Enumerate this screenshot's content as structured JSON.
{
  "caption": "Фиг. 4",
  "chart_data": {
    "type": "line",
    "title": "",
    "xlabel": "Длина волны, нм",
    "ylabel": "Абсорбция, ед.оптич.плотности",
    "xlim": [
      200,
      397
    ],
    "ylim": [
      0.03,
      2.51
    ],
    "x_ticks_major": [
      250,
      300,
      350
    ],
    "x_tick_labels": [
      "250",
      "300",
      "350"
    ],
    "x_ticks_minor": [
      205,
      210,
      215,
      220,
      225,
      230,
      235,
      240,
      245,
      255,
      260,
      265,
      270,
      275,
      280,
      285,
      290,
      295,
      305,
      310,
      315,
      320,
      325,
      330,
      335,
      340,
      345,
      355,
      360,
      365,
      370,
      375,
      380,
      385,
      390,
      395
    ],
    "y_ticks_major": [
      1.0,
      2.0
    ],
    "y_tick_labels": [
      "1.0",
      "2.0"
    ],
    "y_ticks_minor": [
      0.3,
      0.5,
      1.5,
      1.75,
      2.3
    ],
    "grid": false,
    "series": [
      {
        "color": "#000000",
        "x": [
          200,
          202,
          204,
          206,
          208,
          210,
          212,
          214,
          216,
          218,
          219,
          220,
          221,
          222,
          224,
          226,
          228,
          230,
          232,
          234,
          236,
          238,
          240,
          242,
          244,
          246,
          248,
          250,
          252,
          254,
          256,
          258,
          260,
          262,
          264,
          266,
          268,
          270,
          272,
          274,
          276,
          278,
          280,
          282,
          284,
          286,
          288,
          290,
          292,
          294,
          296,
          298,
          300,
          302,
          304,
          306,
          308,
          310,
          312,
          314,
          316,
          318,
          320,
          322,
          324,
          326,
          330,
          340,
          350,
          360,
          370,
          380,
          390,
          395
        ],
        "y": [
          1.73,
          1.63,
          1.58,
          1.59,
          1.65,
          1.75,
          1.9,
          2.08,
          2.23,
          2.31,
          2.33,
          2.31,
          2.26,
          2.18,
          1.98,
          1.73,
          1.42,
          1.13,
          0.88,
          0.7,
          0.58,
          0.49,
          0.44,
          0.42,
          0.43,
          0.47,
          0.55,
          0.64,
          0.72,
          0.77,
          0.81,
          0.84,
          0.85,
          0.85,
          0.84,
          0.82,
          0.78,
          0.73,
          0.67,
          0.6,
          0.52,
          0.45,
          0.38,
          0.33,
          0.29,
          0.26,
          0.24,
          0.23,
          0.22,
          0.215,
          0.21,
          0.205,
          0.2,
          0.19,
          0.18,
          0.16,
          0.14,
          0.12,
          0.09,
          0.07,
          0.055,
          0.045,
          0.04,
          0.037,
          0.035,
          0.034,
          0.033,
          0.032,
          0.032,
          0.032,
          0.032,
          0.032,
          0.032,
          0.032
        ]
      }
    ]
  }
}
※ ※ ※
__WHAT YOU SHOULD DO__:
Write out every entry again, keeping each line exactly the same.

__REPLY TO THE TASK__:
Enumerate this screenshot's content as structured JSON.
{
  "caption": "Фиг. 4",
  "chart_data": {
    "type": "line",
    "title": "",
    "xlabel": "Длина волны, нм",
    "ylabel": "Абсорбция, ед.оптич.плотности",
    "xlim": [
      200,
      397
    ],
    "ylim": [
      0.03,
      2.51
    ],
    "x_ticks_major": [
      250,
      300,
      350
    ],
    "x_tick_labels": [
      "250",
      "300",
      "350"
    ],
    "x_ticks_minor": [
      205,
      210,
      215,
      220,
      225,
      230,
      235,
      240,
      245,
      255,
      260,
      265,
      270,
      275,
      280,
      285,
      290,
      295,
      305,
      310,
      315,
      320,
      325,
      330,
      335,
      340,
      345,
      355,
      360,
      365,
      370,
      375,
      380,
      385,
      390,
      395
    ],
    "y_ticks_major": [
      1.0,
      2.0
    ],
    "y_tick_labels": [
      "1.0",
      "2.0"
    ],
    "y_ticks_minor": [
      0.3,
      0.5,
      1.5,
      1.75,
      2.3
    ],
    "grid": false,
    "series": [
      {
        "color": "#000000",
        "x": [
          200,
          202,
          204,
          206,
          208,
          210,
          212,
          214,
          216,
          218,
          219,
          220,
          221,
          222,
          224,
          226,
          228,
          230,
          232,
          234,
          236,
          238,
          240,
          242,
          244,
          246,
          248,
          250,
          252,
          254,
          256,
          258,
          260,
          262,
          264,
          266,
          268,
          270,
          272,
          274,
          276,
          278,
          280,
          282,
          284,
          286,
          288,
          290,
          292,
          294,
          296,
          298,
          300,
          302,
          304,
          306,
          308,
          310,
          312,
          314,
          316,
          318,
          320,
          322,
          324,
          326,
          330,
          340,
          350,
          360,
          370,
          380,
          390,
          395
        ],
        "y": [
          1.73,
          1.63,
          1.58,
          1.59,
          1.65,
          1.75,
          1.9,
          2.08,
          2.23,
          2.31,
          2.33,
          2.31,
          2.26,
          2.18,
          1.98,
          1.73,
          1.42,
          1.13,
          0.88,
          0.7,
          0.58,
          0.49,
          0.44,
          0.42,
          0.43,
          0.47,
          0.55,
          0.64,
          0.72,
          0.77,
          0.81,
          0.84,
          0.85,
          0.85,
          0.84,
          0.82,
          0.78,
          0.73,
          0.67,
          0.6,
          0.52,
          0.45,
          0.38,
          0.33,
          0.29,
          0.26,
          0.24,
          0.23,
          0.22,
          0.215,
          0.21,
          0.205,
          0.2,
          0.19,
          0.18,
          0.16,
          0.14,
          0.12,
          0.09,
          0.07,
          0.055,
          0.045,
          0.04,
          0.037,
          0.035,
          0.034,
          0.033,
          0.032,
          0.032,
          0.032,
          0.032,
          0.032,
          0.032,
          0.032
        ]
      }
    ]
  }
}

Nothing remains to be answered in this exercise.